So again to recap, I want to script a way to create a new column that contains new cell values based on a column of existing values, something like
"if Street1
,Street2
, Street5,
but not Street3
, or Street4
, then County1
"
OR
"if Street1
or Street2
or Street5,
then County1
AND THEN IF Street3
or Street4
then County2
"
EDIT: Here's some of the data:
land sale 0.350 carreau 350 gourdes Bullet
land sale 1.000 carreau 700 gourdes Campèche
land sale 0.200 carreau 220 gourdes Bremont
land sale 0.500 carreau 150 gourdes Pierrette
land sale 5.000 carreau 225 gourdes Lagenivrée
land sale 0.125 carreau 200 gourdes Bullet
land sale 1.000 carreau 300 gourdes Tozin
land sale 0.125 carreau 100 gourdes Dufort
land sale 0.250 carreau 135 gourdes Charitte, Savann Brute
land sale 0.500 carreau 300 gourdes Ravines des Roches
land sale 0.500 carreau 80 gourdes Isidore (Nègre Libre)
land sale 0.500 carreau 215 gourdes Nordette (Boures)
land sale 0.250 carreau 200 gourdes Bullet (Morne Montègue)
And here's an example of the expected result with two new columns, let's say "Commune" and "Section":
land sale 0.350 carreau 350 gourdes Limonade Bwadlans Bullet
land sale 1.000 carreau 700 gourdes Limonade Bwadlans Campèche
land sale 0.200 carreau 220 gourdes Limonade Bwadlans Bremont
land sale 0.500 carreau 150 gourdes Limonade Roucou Pierrette
land sale 5.000 carreau 225 gourdes Limonade Roucou Lagenivrée
land sale 0.125 carreau 200 gourdes Limonade Bwadlans Bullet
land sale 1.000 carreau 300 gourdes Quart_Mor Sablé Tozin
land sale 0.125 carreau 100 gourdes Limonade Bwadlans Dufort
land sale 0.250 carreau 135 gourdes Limonade Bwadlans Charitte, Savann Brute
land sale 0.500 carreau 300 gourdes Limonade Bwadlans Ravines des Roches
land sale 0.500 carreau 80 gourdes Limonade Bwadlans Isidore (Nègre Libre)
land sale 0.500 carreau 215 gourdes Limonade Bwadlans Nordette (Boures)
land sale 0.250 carreau 200 gourdes Limonade Bwadlans Bullet (Morne Montègue)

### PROBLEM REQUIREMENTS
Extend the forum post on deriving commune and section columns from a column of locality names, beginning immediately after its last line.

### INFORMATION PROVIDED
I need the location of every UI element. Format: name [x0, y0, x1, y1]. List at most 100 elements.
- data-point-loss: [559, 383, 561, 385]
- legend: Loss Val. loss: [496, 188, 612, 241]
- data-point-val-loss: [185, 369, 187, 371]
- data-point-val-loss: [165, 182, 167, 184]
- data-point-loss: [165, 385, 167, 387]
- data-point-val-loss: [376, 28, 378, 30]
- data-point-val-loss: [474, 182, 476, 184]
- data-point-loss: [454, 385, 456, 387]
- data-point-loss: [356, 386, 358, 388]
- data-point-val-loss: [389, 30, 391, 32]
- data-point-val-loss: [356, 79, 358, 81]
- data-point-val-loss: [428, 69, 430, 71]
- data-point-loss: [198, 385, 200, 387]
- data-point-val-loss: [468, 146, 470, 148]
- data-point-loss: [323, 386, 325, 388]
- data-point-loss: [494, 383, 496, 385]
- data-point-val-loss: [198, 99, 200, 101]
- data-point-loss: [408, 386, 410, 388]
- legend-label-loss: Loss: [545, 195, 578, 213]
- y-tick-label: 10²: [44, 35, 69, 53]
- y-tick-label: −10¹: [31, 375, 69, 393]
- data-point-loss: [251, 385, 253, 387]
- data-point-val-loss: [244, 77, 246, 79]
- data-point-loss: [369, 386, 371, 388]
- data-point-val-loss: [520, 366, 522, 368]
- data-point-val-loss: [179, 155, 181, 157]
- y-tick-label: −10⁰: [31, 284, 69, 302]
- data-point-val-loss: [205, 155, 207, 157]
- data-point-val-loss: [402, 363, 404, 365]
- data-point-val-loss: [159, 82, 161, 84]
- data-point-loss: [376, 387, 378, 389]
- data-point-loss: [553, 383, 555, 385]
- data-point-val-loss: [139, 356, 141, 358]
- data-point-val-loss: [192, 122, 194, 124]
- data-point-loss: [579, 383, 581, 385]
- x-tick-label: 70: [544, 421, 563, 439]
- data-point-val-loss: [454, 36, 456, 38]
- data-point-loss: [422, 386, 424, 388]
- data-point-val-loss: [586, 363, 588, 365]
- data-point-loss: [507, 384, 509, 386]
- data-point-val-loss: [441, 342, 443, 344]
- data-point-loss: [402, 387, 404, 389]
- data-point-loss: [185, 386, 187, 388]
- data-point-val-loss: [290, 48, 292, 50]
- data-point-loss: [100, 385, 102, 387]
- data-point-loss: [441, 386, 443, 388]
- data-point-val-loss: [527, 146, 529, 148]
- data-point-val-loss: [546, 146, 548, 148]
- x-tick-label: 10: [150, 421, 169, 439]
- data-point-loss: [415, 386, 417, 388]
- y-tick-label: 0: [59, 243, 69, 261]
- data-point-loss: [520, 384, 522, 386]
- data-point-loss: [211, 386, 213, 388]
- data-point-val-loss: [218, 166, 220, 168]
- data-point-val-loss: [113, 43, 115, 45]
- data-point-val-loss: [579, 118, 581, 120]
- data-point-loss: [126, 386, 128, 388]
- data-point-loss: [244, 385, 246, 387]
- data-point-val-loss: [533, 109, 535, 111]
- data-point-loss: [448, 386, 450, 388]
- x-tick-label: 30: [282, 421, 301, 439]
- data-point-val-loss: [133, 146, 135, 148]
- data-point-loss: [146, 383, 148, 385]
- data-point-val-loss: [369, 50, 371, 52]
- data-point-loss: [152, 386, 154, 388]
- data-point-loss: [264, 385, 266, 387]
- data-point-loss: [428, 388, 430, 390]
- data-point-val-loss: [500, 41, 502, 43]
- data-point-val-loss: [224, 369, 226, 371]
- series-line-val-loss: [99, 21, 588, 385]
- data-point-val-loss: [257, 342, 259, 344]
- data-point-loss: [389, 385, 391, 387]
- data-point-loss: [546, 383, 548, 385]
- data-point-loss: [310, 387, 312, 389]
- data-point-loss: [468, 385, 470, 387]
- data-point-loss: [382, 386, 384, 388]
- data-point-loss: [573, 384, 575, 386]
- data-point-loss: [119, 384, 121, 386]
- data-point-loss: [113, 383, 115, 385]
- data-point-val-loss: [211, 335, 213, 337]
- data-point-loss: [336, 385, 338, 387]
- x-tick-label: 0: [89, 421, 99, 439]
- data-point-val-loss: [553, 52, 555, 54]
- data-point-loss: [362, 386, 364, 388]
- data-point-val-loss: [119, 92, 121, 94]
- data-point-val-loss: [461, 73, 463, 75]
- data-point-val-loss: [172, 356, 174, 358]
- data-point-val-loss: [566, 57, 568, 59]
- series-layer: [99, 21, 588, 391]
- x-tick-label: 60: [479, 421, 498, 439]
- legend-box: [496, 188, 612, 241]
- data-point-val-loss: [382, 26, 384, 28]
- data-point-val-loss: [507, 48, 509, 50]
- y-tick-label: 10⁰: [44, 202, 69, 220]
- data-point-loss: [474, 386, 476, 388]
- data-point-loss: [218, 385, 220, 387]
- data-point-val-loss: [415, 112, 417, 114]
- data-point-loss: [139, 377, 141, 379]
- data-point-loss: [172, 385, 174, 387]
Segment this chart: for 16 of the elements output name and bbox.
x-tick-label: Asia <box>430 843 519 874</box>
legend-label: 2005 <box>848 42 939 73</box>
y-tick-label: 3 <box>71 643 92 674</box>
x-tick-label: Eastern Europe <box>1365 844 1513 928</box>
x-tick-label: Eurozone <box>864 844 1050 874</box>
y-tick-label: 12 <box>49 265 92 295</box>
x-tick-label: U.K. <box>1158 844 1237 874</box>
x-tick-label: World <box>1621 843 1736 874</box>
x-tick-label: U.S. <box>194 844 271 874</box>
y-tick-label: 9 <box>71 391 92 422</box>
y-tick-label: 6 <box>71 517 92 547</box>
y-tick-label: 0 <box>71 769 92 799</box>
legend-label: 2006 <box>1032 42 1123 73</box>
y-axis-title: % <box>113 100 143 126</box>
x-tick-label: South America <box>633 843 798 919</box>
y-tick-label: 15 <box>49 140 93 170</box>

### OUTPUT
There are a number of approaches and the one you choose may depend on how many values you have in the initial Place column.
I recommend the first approach as a starting point
Approach 1 - use facets:
Approach 2 - use a lookup: If you have a mapping of Places -> Commune & Sections already, you can create this as a separate OpenRefine project, then use 'cross' to lookup a Commune/Section for each Place
cell.cross('place mapping project','Place')[0].cells["Commune"].value
cell.cross('place mapping project','Place')[0].cells["Section"].value
Approach 3 - use conditionals: This is I think the approach you asked for in the first place, but I don't think it is necessarily the best option
if(or(value=="Bullet",value=="Campéche"),"Bwadlans","")
if(or(cells["Place"].value=="Pierrette",cells["Place"].value=="Lagenivrée"),"Roucou")
Note that to use more than two conditions you have to nest 'or' statements e.g.:
or(or(value=="Bullet",value=="Campéche"),value=="Bremont")
Approaches 2 and 3 can be made easier by installing OpenRefine extensions which help with this process (recommend the VIB-BITS extension for Approach 2, and looking at the gokbutils extension with the 'inArray' function for Approach 3 - which would avoid complex 'or' statements)